** BEGIN Supplied data **

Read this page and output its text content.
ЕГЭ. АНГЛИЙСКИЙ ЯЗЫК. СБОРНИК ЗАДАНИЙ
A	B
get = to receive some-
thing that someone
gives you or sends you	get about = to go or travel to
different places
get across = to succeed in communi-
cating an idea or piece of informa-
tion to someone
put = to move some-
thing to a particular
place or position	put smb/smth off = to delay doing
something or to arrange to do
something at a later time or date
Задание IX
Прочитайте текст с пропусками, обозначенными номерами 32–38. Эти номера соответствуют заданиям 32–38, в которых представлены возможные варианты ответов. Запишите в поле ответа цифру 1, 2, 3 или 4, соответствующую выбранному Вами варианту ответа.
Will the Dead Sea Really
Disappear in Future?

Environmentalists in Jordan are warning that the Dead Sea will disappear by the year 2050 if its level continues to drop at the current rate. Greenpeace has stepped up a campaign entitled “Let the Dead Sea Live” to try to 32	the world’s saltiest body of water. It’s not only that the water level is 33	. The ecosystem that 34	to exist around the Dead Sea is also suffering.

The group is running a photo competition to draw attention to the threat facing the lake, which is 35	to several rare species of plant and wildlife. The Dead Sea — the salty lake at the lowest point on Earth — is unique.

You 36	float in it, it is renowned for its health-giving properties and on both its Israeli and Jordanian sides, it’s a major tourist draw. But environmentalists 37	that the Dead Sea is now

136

** END Supplied data **

▶ **Prompt**: Give the complete listing a second time, exactly as it reads.

▶ **Response**:
Read this page and output its text content.
ЕГЭ. АНГЛИЙСКИЙ ЯЗЫК. СБОРНИК ЗАДАНИЙ
A	B
get = to receive some-
thing that someone
gives you or sends you	get about = to go or travel to
different places
get across = to succeed in communi-
cating an idea or piece of informa-
tion to someone
put = to move some-
thing to a particular
place or position	put smb/smth off = to delay doing
something or to arrange to do
something at a later time or date
Задание IX
Прочитайте текст с пропусками, обозначенными номерами 32–38. Эти номера соответствуют заданиям 32–38, в которых представлены возможные варианты ответов. Запишите в поле ответа цифру 1, 2, 3 или 4, соответствующую выбранному Вами варианту ответа.
Will the Dead Sea Really
Disappear in Future?

Environmentalists in Jordan are warning that the Dead Sea will disappear by the year 2050 if its level continues to drop at the current rate. Greenpeace has stepped up a campaign entitled “Let the Dead Sea Live” to try to 32	the world’s saltiest body of water. It’s not only that the water level is 33	. The ecosystem that 34	to exist around the Dead Sea is also suffering.

The group is running a photo competition to draw attention to the threat facing the lake, which is 35	to several rare species of plant and wildlife. The Dead Sea — the salty lake at the lowest point on Earth — is unique.

You 36	float in it, it is renowned for its health-giving properties and on both its Israeli and Jordanian sides, it’s a major tourist draw. But environmentalists 37	that the Dead Sea is now

136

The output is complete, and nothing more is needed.